━━━ Information shown ━━━
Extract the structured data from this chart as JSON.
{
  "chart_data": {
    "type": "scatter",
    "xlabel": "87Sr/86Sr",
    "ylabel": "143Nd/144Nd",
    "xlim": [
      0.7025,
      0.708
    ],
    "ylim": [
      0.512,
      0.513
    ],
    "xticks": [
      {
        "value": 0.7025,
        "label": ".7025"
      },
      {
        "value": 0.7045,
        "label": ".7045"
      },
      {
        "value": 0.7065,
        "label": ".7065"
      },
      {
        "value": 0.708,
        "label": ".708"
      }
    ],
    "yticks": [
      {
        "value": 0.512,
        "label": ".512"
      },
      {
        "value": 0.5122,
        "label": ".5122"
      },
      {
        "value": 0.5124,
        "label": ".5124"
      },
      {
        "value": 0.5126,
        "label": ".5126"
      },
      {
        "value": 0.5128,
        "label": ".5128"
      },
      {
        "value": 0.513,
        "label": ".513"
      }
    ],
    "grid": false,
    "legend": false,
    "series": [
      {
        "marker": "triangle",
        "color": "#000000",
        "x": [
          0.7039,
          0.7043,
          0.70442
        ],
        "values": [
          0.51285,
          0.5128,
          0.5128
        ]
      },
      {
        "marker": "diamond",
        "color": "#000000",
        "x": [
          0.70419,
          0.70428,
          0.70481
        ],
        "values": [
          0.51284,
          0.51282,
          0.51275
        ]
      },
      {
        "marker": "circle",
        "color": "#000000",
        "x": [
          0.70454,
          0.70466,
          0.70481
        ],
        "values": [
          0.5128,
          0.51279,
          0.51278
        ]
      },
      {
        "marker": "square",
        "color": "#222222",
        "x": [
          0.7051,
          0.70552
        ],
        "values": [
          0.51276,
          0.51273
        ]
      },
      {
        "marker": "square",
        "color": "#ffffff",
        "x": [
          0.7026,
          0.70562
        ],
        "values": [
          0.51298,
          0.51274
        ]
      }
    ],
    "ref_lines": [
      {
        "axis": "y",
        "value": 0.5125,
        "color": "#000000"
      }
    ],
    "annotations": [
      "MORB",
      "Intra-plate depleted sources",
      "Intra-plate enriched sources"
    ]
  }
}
━━━
- [Work to be completed] State how many lines of the listing above include the word "plate". Give nothing but the number.

- [Written solution] 2